==== TASK MATERIAL ====

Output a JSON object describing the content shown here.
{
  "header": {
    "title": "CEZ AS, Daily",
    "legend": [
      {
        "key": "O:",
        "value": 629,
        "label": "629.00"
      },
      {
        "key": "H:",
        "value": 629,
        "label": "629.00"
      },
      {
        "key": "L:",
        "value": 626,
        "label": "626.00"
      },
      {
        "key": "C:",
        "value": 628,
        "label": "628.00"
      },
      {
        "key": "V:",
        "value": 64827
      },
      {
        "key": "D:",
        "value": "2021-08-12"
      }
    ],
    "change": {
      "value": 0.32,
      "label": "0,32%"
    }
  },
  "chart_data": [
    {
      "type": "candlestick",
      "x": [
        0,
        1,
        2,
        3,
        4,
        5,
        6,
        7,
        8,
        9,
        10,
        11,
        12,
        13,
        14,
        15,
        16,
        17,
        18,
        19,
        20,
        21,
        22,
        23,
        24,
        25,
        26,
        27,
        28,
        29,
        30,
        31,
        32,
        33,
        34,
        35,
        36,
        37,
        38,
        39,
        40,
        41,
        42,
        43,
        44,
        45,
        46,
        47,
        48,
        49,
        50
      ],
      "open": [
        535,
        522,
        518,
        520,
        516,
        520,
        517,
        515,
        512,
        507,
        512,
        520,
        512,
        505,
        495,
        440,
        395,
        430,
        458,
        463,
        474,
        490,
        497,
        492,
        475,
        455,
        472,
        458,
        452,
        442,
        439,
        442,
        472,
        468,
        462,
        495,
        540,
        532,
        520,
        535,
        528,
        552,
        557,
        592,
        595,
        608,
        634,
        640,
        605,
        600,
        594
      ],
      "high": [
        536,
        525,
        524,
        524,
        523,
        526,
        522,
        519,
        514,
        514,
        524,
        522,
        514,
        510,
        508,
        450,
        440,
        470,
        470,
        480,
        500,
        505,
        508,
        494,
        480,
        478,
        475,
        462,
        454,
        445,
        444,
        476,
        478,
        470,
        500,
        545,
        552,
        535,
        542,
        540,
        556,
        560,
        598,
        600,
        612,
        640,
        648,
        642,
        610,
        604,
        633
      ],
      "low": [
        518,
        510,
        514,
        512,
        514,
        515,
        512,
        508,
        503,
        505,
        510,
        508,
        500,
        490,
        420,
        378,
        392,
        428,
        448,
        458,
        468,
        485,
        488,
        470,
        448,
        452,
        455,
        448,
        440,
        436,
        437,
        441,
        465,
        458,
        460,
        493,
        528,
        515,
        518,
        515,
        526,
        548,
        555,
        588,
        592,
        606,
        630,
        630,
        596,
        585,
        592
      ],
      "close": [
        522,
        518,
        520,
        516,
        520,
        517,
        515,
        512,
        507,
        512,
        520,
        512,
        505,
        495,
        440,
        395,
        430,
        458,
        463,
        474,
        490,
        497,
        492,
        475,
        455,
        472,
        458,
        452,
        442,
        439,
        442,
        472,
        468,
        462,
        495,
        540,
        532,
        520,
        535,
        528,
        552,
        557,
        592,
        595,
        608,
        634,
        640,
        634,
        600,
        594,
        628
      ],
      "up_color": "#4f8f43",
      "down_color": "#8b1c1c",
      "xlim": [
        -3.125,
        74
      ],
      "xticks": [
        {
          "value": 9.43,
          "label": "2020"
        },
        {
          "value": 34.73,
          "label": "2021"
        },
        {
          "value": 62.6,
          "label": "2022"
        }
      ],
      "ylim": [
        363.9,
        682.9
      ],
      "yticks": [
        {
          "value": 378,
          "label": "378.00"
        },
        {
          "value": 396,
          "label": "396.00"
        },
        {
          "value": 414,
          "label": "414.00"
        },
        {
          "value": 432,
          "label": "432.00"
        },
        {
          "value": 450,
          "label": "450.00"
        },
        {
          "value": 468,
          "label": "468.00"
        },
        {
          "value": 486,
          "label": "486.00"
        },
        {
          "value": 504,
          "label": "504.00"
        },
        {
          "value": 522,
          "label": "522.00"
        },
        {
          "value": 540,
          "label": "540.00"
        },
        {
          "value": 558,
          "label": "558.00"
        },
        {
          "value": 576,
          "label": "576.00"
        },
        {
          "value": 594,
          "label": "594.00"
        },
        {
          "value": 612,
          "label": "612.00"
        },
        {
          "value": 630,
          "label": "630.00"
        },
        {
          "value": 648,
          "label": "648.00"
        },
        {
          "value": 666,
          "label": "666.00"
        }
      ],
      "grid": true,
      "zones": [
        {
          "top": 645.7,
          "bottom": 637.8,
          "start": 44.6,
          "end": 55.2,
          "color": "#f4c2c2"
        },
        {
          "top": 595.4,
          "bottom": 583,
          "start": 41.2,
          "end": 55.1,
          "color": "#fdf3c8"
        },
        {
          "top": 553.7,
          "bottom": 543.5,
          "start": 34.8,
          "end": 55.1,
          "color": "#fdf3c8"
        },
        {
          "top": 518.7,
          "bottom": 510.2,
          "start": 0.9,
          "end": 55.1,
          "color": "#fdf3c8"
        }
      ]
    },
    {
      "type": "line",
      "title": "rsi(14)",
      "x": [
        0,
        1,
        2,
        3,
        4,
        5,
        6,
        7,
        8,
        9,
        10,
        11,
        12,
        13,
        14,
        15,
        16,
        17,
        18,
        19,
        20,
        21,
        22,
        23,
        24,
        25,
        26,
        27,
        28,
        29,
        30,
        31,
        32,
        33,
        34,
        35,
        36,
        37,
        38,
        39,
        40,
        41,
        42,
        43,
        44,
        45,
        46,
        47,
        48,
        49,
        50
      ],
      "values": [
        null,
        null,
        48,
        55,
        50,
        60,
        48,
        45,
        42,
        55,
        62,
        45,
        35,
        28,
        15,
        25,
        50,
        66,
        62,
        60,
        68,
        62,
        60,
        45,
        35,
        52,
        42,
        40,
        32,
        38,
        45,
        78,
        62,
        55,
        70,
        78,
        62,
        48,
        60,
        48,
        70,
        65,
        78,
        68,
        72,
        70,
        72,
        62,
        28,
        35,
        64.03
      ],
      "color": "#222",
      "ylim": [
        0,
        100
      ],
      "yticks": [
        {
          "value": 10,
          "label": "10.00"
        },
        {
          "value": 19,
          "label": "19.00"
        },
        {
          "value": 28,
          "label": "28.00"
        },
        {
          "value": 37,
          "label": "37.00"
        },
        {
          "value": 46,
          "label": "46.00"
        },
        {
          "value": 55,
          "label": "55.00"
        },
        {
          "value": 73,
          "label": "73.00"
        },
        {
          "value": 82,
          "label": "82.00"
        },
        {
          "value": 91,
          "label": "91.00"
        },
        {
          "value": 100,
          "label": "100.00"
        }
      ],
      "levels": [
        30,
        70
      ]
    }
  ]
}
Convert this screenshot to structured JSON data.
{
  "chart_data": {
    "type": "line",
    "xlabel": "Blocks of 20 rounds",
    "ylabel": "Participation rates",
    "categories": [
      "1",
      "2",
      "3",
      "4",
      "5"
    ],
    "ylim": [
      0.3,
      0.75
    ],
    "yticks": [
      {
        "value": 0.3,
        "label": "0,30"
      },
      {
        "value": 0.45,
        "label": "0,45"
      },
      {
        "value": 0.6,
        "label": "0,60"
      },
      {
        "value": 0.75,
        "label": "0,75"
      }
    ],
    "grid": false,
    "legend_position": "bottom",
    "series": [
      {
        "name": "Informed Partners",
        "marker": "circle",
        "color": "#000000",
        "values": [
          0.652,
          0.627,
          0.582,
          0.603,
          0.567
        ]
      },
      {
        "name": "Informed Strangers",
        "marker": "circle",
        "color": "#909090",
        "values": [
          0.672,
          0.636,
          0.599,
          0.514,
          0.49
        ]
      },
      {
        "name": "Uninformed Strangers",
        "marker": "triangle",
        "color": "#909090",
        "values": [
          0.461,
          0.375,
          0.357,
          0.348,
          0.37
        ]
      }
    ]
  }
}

====

● EXERCISE DETAILS
From the data above, work out how many lines hold "JSON". Answer with the number alone.

● THE COMPLETED TASK
2